_Work to complete_
Go through the material below and copy each line where the word "Board" appears.

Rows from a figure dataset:
%%
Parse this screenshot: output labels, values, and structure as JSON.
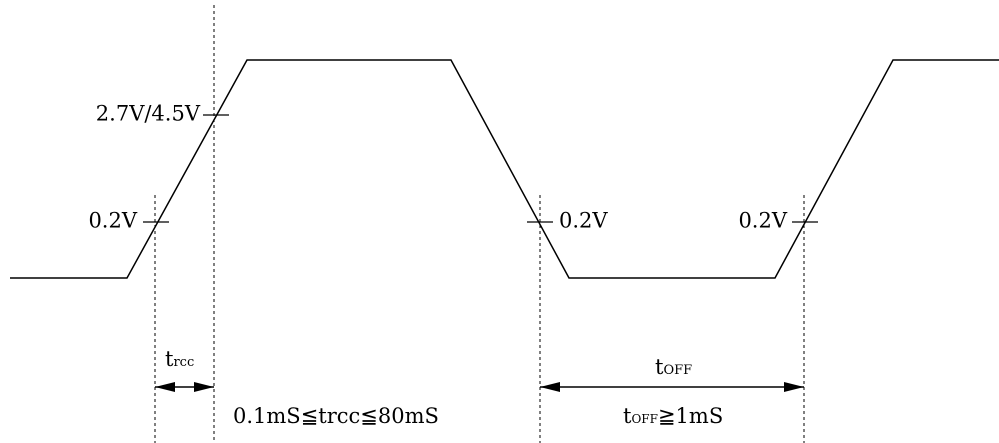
{
  "labels": {
    "threshold_high": "2.7V/4.5V",
    "threshold_low_rise": "0.2V",
    "threshold_low_fall": "0.2V",
    "threshold_low_rise2": "0.2V",
    "trcc_t": "t",
    "trcc_sub": "rcc",
    "toff_t": "t",
    "toff_sub": "OFF",
    "trcc_constraint": "0.1mS≦trcc≦80mS",
    "toff_constraint_t": "t",
    "toff_constraint_sub": "OFF",
    "toff_constraint_rest": "≧1mS"
  }
}
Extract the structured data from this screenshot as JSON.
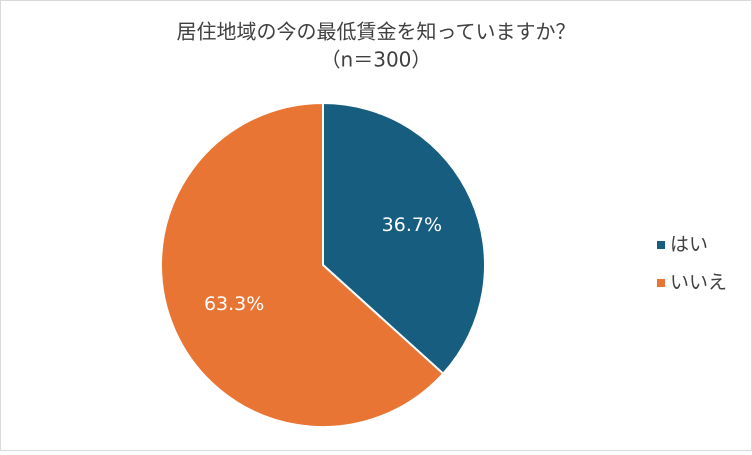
{
  "chart_data": {
    "type": "pie",
    "title": "居住地域の今の最低賃金を知っていますか？",
    "subtitle": "（n＝300）",
    "categories": [
      "はい",
      "いいえ"
    ],
    "values": [
      36.7,
      63.3
    ],
    "value_labels": [
      "36.7%",
      "63.3%"
    ],
    "colors": [
      "#175d80",
      "#e87533"
    ],
    "legend": "right"
  }
}
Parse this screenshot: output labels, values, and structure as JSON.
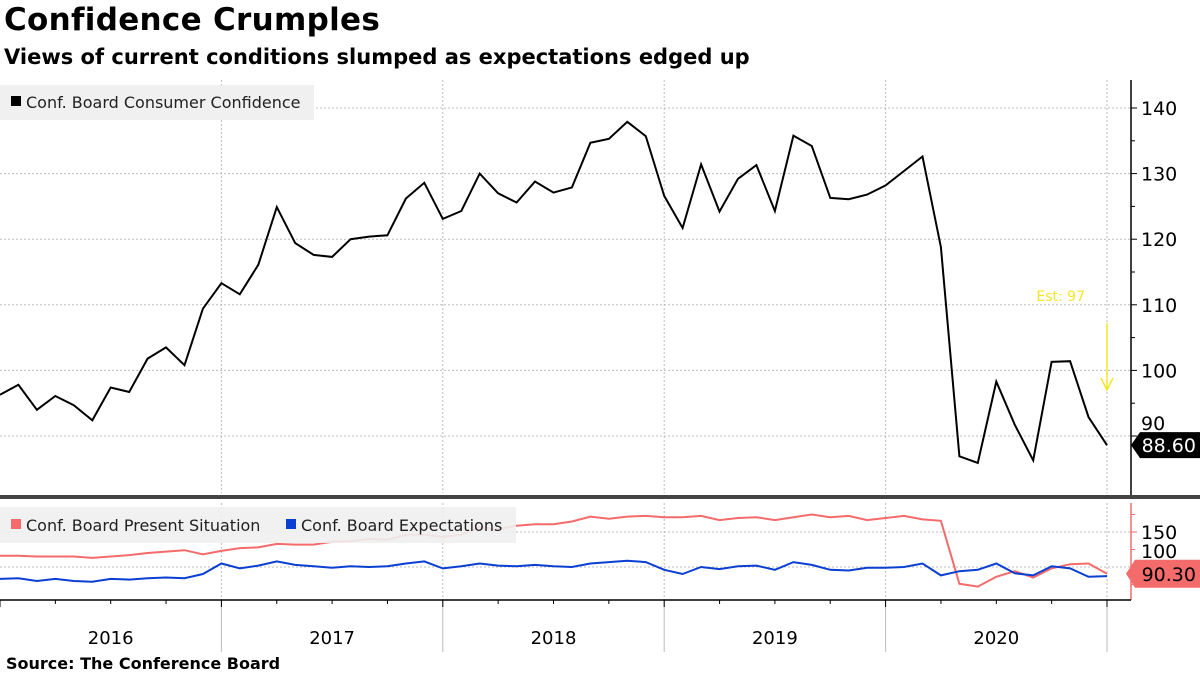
{
  "header": {
    "title": "Confidence Crumples",
    "subtitle": "Views of current conditions slumped as expectations edged up"
  },
  "footer": {
    "source": "Source: The Conference Board"
  },
  "colors": {
    "confidence": "#000000",
    "present": "#f46b6b",
    "expectations": "#0a3fd1",
    "estimate": "#f5e625",
    "legend_bg": "#f0f0f0"
  },
  "chart_data": [
    {
      "type": "line",
      "title": "Conf. Board Consumer Confidence",
      "x_start": "Dec 2015",
      "x_end": "Dec 2020",
      "frequency": "monthly",
      "x_tick_labels": [
        "2016",
        "2017",
        "2018",
        "2019",
        "2020"
      ],
      "ylim": [
        80,
        143
      ],
      "y_ticks": [
        90,
        100,
        110,
        120,
        130,
        140
      ],
      "y_tick_labels": [
        "90",
        "100",
        "110",
        "120",
        "130",
        "140"
      ],
      "grid": true,
      "legend": "top-left",
      "series": [
        {
          "name": "Conf. Board Consumer Confidence",
          "values": [
            96.3,
            97.8,
            94.0,
            96.1,
            94.7,
            92.4,
            97.4,
            96.7,
            101.8,
            103.5,
            100.8,
            109.4,
            113.3,
            111.6,
            116.1,
            124.9,
            119.4,
            117.6,
            117.3,
            120.0,
            120.4,
            120.6,
            126.2,
            128.6,
            123.1,
            124.3,
            130.0,
            127.0,
            125.6,
            128.8,
            127.1,
            127.9,
            134.7,
            135.3,
            137.9,
            135.7,
            126.6,
            121.7,
            131.4,
            124.2,
            129.2,
            131.3,
            124.3,
            135.8,
            134.2,
            126.3,
            126.1,
            126.8,
            128.2,
            130.4,
            132.6,
            118.8,
            86.9,
            85.9,
            98.3,
            91.7,
            86.3,
            101.3,
            101.4,
            92.9,
            88.6
          ]
        }
      ],
      "last_value_label": "88.60",
      "annotation": {
        "text": "Est: 97",
        "value": 97
      }
    },
    {
      "type": "line",
      "ylim": [
        53,
        191
      ],
      "y_ticks": [
        100,
        150
      ],
      "y_tick_labels": [
        "100",
        "150"
      ],
      "grid": true,
      "legend": "top-left",
      "series": [
        {
          "name": "Conf. Board Present Situation",
          "values": [
            116,
            116,
            115,
            115,
            115,
            113,
            115,
            117,
            120,
            122,
            124,
            118,
            123,
            127,
            128,
            133,
            132,
            132,
            136,
            137,
            140,
            139,
            146,
            146,
            143,
            146,
            157,
            154,
            159,
            161,
            161,
            165,
            172,
            169,
            172,
            173,
            171,
            171,
            173,
            167,
            170,
            171,
            167,
            171,
            175,
            171,
            173,
            167,
            170,
            173,
            168,
            166,
            76,
            72,
            86,
            94,
            85,
            98,
            104,
            105,
            90.3
          ]
        },
        {
          "name": "Conf. Board Expectations",
          "values": [
            83,
            84,
            80,
            83,
            80,
            79,
            83,
            82,
            84,
            85,
            84,
            90,
            105,
            98,
            102,
            108,
            103,
            101,
            99,
            101,
            100,
            101,
            105,
            108,
            98,
            101,
            105,
            102,
            101,
            103,
            101,
            100,
            105,
            107,
            109,
            107,
            96,
            90,
            100,
            97,
            101,
            102,
            96,
            107,
            103,
            96,
            95,
            99,
            99,
            100,
            105,
            88,
            94,
            96,
            105,
            91,
            88,
            101,
            98,
            86,
            87
          ]
        }
      ],
      "last_value_label": "90.30"
    }
  ]
}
%%
_Response to this task_
    "source": "Source: The Conference Board"
      "title": "Conf. Board Consumer Confidence",
          "name": "Conf. Board Consumer Confidence",
          "name": "Conf. Board Present Situation",
          "name": "Conf. Board Expectations",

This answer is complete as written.